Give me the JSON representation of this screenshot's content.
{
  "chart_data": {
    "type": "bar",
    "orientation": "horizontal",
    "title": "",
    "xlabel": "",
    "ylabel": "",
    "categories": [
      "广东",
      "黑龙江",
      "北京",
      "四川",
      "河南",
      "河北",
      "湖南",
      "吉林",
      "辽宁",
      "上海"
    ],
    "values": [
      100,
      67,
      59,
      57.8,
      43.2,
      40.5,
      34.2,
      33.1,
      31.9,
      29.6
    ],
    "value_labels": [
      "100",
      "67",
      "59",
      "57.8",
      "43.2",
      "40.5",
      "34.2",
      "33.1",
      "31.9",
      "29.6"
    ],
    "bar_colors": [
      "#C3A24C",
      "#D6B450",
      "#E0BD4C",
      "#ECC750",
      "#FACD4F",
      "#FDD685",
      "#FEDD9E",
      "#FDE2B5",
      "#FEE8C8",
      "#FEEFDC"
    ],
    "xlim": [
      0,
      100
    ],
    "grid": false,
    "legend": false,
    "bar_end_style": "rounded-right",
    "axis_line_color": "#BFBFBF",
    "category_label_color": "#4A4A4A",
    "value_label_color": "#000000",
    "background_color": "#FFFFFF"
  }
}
═══
- **YOUR GOAL**: Please output the entire listing exactly as it stands.

- **WRITTEN SOLUTION**:
Give me the JSON representation of this screenshot's content.
{
  "chart_data": {
    "type": "bar",
    "orientation": "horizontal",
    "title": "",
    "xlabel": "",
    "ylabel": "",
    "categories": [
      "广东",
      "黑龙江",
      "北京",
      "四川",
      "河南",
      "河北",
      "湖南",
      "吉林",
      "辽宁",
      "上海"
    ],
    "values": [
      100,
      67,
      59,
      57.8,
      43.2,
      40.5,
      34.2,
      33.1,
      31.9,
      29.6
    ],
    "value_labels": [
      "100",
      "67",
      "59",
      "57.8",
      "43.2",
      "40.5",
      "34.2",
      "33.1",
      "31.9",
      "29.6"
    ],
    "bar_colors": [
      "#C3A24C",
      "#D6B450",
      "#E0BD4C",
      "#ECC750",
      "#FACD4F",
      "#FDD685",
      "#FEDD9E",
      "#FDE2B5",
      "#FEE8C8",
      "#FEEFDC"
    ],
    "xlim": [
      0,
      100
    ],
    "grid": false,
    "legend": false,
    "bar_end_style": "rounded-right",
    "axis_line_color": "#BFBFBF",
    "category_label_color": "#4A4A4A",
    "value_label_color": "#000000",
    "background_color": "#FFFFFF"
  }
}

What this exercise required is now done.